▶ [The exercise]:
Gather all lines with "документа" from the records.

--- START OF Data for this exercise ---

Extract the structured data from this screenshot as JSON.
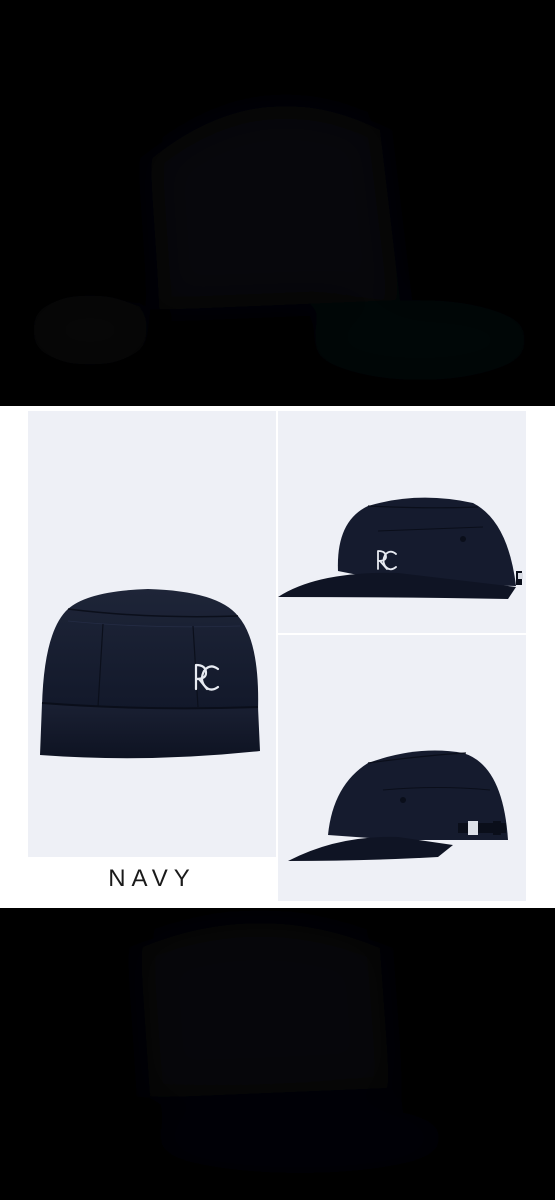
{
  "product": {
    "color_label": "NAVY",
    "logo_monogram": "RC"
  },
  "colors": {
    "cap_navy": "#141a2b",
    "cap_navy_light": "#1f2740",
    "panel_bg": "#eef0f6",
    "page_bg": "#000000"
  }
}
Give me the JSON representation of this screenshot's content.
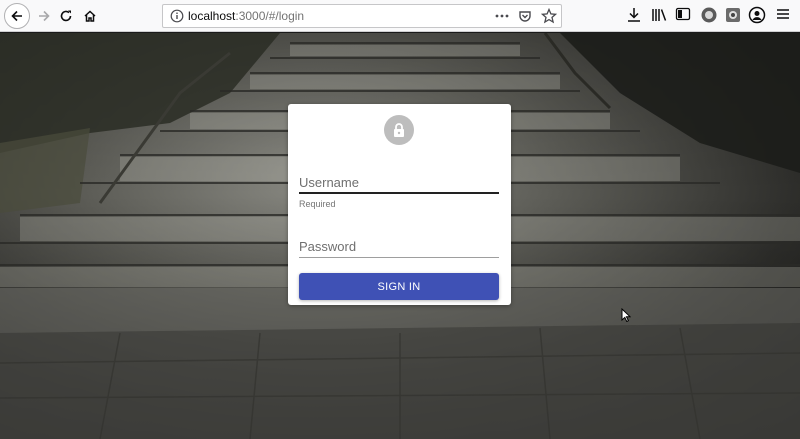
{
  "browser": {
    "url_host": "localhost",
    "url_path": ":3000/#/login",
    "icons": {
      "back": "back-arrow-icon",
      "forward": "forward-arrow-icon",
      "reload": "reload-icon",
      "home": "home-icon",
      "site_info": "info-icon",
      "page_actions": "ellipsis-icon",
      "pocket": "pocket-icon",
      "bookmark": "star-icon",
      "downloads": "download-icon",
      "library": "library-icon",
      "sidebar": "sidebar-icon",
      "menu": "hamburger-menu-icon"
    }
  },
  "login": {
    "avatar_icon": "lock-icon",
    "username": {
      "placeholder": "Username",
      "value": "",
      "helper": "Required"
    },
    "password": {
      "placeholder": "Password",
      "value": ""
    },
    "submit_label": "SIGN IN"
  },
  "colors": {
    "primary": "#3f51b5",
    "card": "#ffffff",
    "avatar": "#bdbdbd"
  }
}
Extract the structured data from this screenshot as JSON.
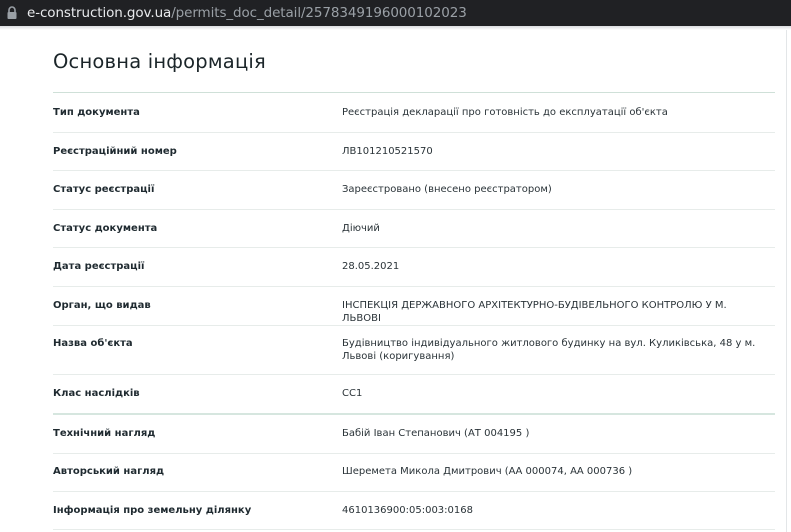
{
  "browser": {
    "url_domain": "e-construction.gov.ua",
    "url_path": "/permits_doc_detail/2578349196000102023"
  },
  "section": {
    "title": "Основна інформація"
  },
  "rows": [
    {
      "label": "Тип документа",
      "value": "Реєстрація декларації про готовність до експлуатації об'єкта"
    },
    {
      "label": "Реєстраційний номер",
      "value": "ЛВ101210521570"
    },
    {
      "label": "Статус реєстрації",
      "value": "Зареєстровано (внесено реєстратором)"
    },
    {
      "label": "Статус документа",
      "value": "Діючий"
    },
    {
      "label": "Дата реєстрації",
      "value": "28.05.2021"
    },
    {
      "label": "Орган, що видав",
      "value": "ІНСПЕКЦІЯ ДЕРЖАВНОГО АРХІТЕКТУРНО-БУДІВЕЛЬНОГО КОНТРОЛЮ У М. ЛЬВОВІ"
    },
    {
      "label": "Назва об'єкта",
      "value": "Будівництво індивідуального житлового будинку на вул. Куликівська, 48 у м. Львові (коригування)"
    },
    {
      "label": "Клас наслідків",
      "value": "СС1"
    },
    {
      "label": "Технічний нагляд",
      "value": "Бабій Іван Степанович (АТ 004195 )"
    },
    {
      "label": "Авторський нагляд",
      "value": "Шеремета Микола Дмитрович (АА 000074, АА 000736 )"
    },
    {
      "label": "Інформація про земельну ділянку",
      "value": "4610136900:05:003:0168"
    }
  ]
}
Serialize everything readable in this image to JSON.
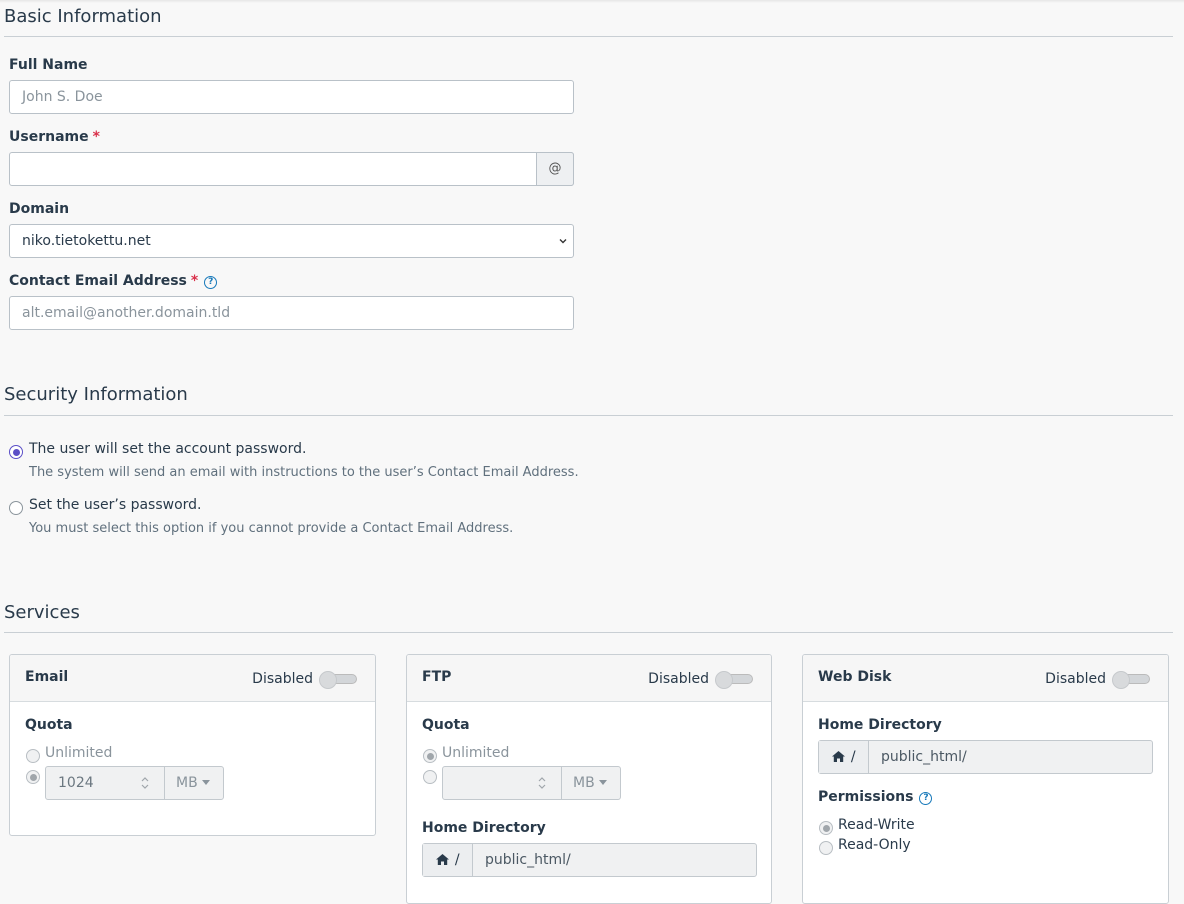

--- END OF Data for this exercise ---

▶ [Task answer]:
      "label": "Тип документа",
      "label": "Статус документа",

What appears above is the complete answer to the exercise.